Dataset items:
** START **

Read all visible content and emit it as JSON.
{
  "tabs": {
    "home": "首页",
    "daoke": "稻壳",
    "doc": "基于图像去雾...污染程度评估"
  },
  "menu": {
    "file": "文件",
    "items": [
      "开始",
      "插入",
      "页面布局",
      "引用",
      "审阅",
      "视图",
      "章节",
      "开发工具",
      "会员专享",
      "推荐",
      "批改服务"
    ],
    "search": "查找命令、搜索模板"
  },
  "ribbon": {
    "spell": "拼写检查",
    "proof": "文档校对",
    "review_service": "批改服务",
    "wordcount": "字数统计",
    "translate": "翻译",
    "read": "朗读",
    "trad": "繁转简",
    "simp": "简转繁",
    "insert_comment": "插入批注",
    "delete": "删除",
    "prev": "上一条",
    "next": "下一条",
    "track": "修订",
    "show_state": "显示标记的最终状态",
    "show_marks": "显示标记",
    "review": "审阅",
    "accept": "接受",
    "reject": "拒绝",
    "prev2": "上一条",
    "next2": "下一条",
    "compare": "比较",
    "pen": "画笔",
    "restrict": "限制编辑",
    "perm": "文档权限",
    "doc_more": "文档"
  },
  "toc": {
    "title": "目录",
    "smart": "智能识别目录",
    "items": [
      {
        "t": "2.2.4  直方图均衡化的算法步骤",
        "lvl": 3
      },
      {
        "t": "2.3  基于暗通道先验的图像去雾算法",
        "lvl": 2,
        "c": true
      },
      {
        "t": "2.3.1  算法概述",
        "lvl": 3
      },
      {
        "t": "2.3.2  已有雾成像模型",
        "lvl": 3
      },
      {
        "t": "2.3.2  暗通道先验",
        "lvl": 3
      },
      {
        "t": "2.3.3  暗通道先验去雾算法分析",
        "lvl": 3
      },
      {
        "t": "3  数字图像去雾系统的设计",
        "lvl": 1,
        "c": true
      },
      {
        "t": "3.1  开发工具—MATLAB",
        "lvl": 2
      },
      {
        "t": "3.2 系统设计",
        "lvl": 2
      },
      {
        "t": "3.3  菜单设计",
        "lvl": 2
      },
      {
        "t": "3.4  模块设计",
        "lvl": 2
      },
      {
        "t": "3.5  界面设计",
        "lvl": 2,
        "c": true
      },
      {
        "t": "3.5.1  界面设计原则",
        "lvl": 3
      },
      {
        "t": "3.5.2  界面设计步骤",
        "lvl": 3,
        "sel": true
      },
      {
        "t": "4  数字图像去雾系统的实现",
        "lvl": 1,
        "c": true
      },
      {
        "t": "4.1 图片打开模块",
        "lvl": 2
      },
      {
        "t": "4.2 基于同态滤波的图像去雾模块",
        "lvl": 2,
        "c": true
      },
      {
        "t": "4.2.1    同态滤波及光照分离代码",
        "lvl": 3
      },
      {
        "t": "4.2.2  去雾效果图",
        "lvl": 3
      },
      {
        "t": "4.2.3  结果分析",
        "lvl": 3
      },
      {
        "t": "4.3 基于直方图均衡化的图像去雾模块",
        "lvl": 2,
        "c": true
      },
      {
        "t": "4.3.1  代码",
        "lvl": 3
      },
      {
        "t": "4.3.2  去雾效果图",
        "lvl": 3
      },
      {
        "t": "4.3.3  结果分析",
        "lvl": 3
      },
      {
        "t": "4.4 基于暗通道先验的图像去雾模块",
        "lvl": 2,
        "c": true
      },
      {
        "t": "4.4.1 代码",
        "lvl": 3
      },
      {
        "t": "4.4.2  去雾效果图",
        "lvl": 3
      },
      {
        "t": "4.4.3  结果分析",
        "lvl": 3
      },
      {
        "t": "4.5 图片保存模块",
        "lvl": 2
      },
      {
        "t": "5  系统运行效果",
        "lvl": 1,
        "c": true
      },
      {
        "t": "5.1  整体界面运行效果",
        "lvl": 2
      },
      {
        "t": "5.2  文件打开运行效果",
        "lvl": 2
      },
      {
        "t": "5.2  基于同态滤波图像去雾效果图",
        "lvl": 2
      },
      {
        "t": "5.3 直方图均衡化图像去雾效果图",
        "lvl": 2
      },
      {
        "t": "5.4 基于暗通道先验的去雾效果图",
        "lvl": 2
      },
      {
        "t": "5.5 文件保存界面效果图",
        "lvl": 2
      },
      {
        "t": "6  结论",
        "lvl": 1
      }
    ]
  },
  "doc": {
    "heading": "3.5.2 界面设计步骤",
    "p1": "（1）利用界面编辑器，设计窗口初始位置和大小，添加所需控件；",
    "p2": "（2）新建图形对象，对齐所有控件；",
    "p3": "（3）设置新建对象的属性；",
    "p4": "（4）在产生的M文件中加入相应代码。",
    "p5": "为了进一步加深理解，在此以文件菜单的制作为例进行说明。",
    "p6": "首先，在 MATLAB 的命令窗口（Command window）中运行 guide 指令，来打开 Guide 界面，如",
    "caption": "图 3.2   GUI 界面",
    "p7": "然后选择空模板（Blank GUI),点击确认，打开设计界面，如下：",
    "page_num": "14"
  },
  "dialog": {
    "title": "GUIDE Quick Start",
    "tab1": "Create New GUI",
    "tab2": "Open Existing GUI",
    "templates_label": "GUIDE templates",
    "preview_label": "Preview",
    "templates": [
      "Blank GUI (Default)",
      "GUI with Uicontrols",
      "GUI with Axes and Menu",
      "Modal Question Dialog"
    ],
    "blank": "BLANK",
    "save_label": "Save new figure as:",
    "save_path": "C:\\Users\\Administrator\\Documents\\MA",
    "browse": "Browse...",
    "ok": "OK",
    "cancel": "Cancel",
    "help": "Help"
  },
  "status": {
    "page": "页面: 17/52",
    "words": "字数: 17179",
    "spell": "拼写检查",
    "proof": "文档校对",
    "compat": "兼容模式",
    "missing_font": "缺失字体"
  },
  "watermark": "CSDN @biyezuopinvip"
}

** END **

### What the task asks
Output all records verbatim.

### Result for this exercise
Read all visible content and emit it as JSON.
{
  "tabs": {
    "home": "首页",
    "daoke": "稻壳",
    "doc": "基于图像去雾...污染程度评估"
  },
  "menu": {
    "file": "文件",
    "items": [
      "开始",
      "插入",
      "页面布局",
      "引用",
      "审阅",
      "视图",
      "章节",
      "开发工具",
      "会员专享",
      "推荐",
      "批改服务"
    ],
    "search": "查找命令、搜索模板"
  },
  "ribbon": {
    "spell": "拼写检查",
    "proof": "文档校对",
    "review_service": "批改服务",
    "wordcount": "字数统计",
    "translate": "翻译",
    "read": "朗读",
    "trad": "繁转简",
    "simp": "简转繁",
    "insert_comment": "插入批注",
    "delete": "删除",
    "prev": "上一条",
    "next": "下一条",
    "track": "修订",
    "show_state": "显示标记的最终状态",
    "show_marks": "显示标记",
    "review": "审阅",
    "accept": "接受",
    "reject": "拒绝",
    "prev2": "上一条",
    "next2": "下一条",
    "compare": "比较",
    "pen": "画笔",
    "restrict": "限制编辑",
    "perm": "文档权限",
    "doc_more": "文档"
  },
  "toc": {
    "title": "目录",
    "smart": "智能识别目录",
    "items": [
      {
        "t": "2.2.4  直方图均衡化的算法步骤",
        "lvl": 3
      },
      {
        "t": "2.3  基于暗通道先验的图像去雾算法",
        "lvl": 2,
        "c": true
      },
      {
        "t": "2.3.1  算法概述",
        "lvl": 3
      },
      {
        "t": "2.3.2  已有雾成像模型",
        "lvl": 3
      },
      {
        "t": "2.3.2  暗通道先验",
        "lvl": 3
      },
      {
        "t": "2.3.3  暗通道先验去雾算法分析",
        "lvl": 3
      },
      {
        "t": "3  数字图像去雾系统的设计",
        "lvl": 1,
        "c": true
      },
      {
        "t": "3.1  开发工具—MATLAB",
        "lvl": 2
      },
      {
        "t": "3.2 系统设计",
        "lvl": 2
      },
      {
        "t": "3.3  菜单设计",
        "lvl": 2
      },
      {
        "t": "3.4  模块设计",
        "lvl": 2
      },
      {
        "t": "3.5  界面设计",
        "lvl": 2,
        "c": true
      },
      {
        "t": "3.5.1  界面设计原则",
        "lvl": 3
      },
      {
        "t": "3.5.2  界面设计步骤",
        "lvl": 3,
        "sel": true
      },
      {
        "t": "4  数字图像去雾系统的实现",
        "lvl": 1,
        "c": true
      },
      {
        "t": "4.1 图片打开模块",
        "lvl": 2
      },
      {
        "t": "4.2 基于同态滤波的图像去雾模块",
        "lvl": 2,
        "c": true
      },
      {
        "t": "4.2.1    同态滤波及光照分离代码",
        "lvl": 3
      },
      {
        "t": "4.2.2  去雾效果图",
        "lvl": 3
      },
      {
        "t": "4.2.3  结果分析",
        "lvl": 3
      },
      {
        "t": "4.3 基于直方图均衡化的图像去雾模块",
        "lvl": 2,
        "c": true
      },
      {
        "t": "4.3.1  代码",
        "lvl": 3
      },
      {
        "t": "4.3.2  去雾效果图",
        "lvl": 3
      },
      {
        "t": "4.3.3  结果分析",
        "lvl": 3
      },
      {
        "t": "4.4 基于暗通道先验的图像去雾模块",
        "lvl": 2,
        "c": true
      },
      {
        "t": "4.4.1 代码",
        "lvl": 3
      },
      {
        "t": "4.4.2  去雾效果图",
        "lvl": 3
      },
      {
        "t": "4.4.3  结果分析",
        "lvl": 3
      },
      {
        "t": "4.5 图片保存模块",
        "lvl": 2
      },
      {
        "t": "5  系统运行效果",
        "lvl": 1,
        "c": true
      },
      {
        "t": "5.1  整体界面运行效果",
        "lvl": 2
      },
      {
        "t": "5.2  文件打开运行效果",
        "lvl": 2
      },
      {
        "t": "5.2  基于同态滤波图像去雾效果图",
        "lvl": 2
      },
      {
        "t": "5.3 直方图均衡化图像去雾效果图",
        "lvl": 2
      },
      {
        "t": "5.4 基于暗通道先验的去雾效果图",
        "lvl": 2
      },
      {
        "t": "5.5 文件保存界面效果图",
        "lvl": 2
      },
      {
        "t": "6  结论",
        "lvl": 1
      }
    ]
  },
  "doc": {
    "heading": "3.5.2 界面设计步骤",
    "p1": "（1）利用界面编辑器，设计窗口初始位置和大小，添加所需控件；",
    "p2": "（2）新建图形对象，对齐所有控件；",
    "p3": "（3）设置新建对象的属性；",
    "p4": "（4）在产生的M文件中加入相应代码。",
    "p5": "为了进一步加深理解，在此以文件菜单的制作为例进行说明。",
    "p6": "首先，在 MATLAB 的命令窗口（Command window）中运行 guide 指令，来打开 Guide 界面，如",
    "caption": "图 3.2   GUI 界面",
    "p7": "然后选择空模板（Blank GUI),点击确认，打开设计界面，如下：",
    "page_num": "14"
  },
  "dialog": {
    "title": "GUIDE Quick Start",
    "tab1": "Create New GUI",
    "tab2": "Open Existing GUI",
    "templates_label": "GUIDE templates",
    "preview_label": "Preview",
    "templates": [
      "Blank GUI (Default)",
      "GUI with Uicontrols",
      "GUI with Axes and Menu",
      "Modal Question Dialog"
    ],
    "blank": "BLANK",
    "save_label": "Save new figure as:",
    "save_path": "C:\\Users\\Administrator\\Documents\\MA",
    "browse": "Browse...",
    "ok": "OK",
    "cancel": "Cancel",
    "help": "Help"
  },
  "status": {
    "page": "页面: 17/52",
    "words": "字数: 17179",
    "spell": "拼写检查",
    "proof": "文档校对",
    "compat": "兼容模式",
    "missing_font": "缺失字体"
  },
  "watermark": "CSDN @biyezuopinvip"
}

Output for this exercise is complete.